**Task**.
Find every line below that contains the word "научно" and copy it out.

Records from a data source
----
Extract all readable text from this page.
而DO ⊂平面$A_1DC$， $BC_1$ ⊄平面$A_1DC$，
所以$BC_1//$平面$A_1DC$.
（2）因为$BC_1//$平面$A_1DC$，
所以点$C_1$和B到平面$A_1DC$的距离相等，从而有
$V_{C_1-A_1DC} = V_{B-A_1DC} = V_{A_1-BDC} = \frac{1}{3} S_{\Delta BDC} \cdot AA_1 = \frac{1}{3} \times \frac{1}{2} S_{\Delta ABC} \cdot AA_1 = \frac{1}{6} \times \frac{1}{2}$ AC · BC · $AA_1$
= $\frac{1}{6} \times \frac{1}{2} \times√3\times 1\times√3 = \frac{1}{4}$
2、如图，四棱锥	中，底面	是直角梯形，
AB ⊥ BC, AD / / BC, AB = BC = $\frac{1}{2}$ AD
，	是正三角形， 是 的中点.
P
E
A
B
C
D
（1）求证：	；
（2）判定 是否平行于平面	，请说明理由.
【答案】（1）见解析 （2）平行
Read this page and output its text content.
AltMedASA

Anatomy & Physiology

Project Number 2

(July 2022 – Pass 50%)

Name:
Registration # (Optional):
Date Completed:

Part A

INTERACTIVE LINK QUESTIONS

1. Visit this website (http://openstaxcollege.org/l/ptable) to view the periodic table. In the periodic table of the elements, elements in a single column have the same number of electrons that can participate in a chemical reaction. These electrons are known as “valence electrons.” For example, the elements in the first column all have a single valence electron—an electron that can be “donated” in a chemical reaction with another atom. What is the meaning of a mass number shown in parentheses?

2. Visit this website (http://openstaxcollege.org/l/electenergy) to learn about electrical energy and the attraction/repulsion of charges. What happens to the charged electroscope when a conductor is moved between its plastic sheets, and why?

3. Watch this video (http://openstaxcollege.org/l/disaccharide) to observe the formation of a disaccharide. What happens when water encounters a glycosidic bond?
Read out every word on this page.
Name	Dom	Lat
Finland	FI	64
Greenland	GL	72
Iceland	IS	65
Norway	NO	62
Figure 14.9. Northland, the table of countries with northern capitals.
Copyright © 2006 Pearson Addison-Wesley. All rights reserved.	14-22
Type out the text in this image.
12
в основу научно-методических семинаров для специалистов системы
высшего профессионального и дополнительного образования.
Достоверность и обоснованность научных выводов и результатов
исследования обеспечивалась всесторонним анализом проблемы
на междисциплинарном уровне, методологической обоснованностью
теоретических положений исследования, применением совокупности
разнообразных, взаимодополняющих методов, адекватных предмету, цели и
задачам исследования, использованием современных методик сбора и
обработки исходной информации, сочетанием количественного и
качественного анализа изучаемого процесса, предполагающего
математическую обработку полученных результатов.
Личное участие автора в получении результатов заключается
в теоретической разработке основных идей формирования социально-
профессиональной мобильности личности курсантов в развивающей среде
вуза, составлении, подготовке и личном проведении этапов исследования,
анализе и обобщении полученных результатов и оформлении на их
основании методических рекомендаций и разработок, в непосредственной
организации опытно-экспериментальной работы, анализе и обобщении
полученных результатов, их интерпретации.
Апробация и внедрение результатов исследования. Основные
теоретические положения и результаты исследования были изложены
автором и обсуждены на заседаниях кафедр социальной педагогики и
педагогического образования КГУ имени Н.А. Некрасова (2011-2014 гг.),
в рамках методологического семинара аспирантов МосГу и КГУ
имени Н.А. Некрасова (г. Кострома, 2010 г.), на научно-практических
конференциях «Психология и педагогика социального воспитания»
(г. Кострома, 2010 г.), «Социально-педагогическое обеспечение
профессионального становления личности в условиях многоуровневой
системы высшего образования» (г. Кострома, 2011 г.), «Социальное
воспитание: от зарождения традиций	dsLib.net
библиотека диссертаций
----
**Answer to this task**.
в основу научно-методических семинаров для специалистов системы
имени Н.А. Некрасова (г. Кострома, 2010 г.), на научно-практических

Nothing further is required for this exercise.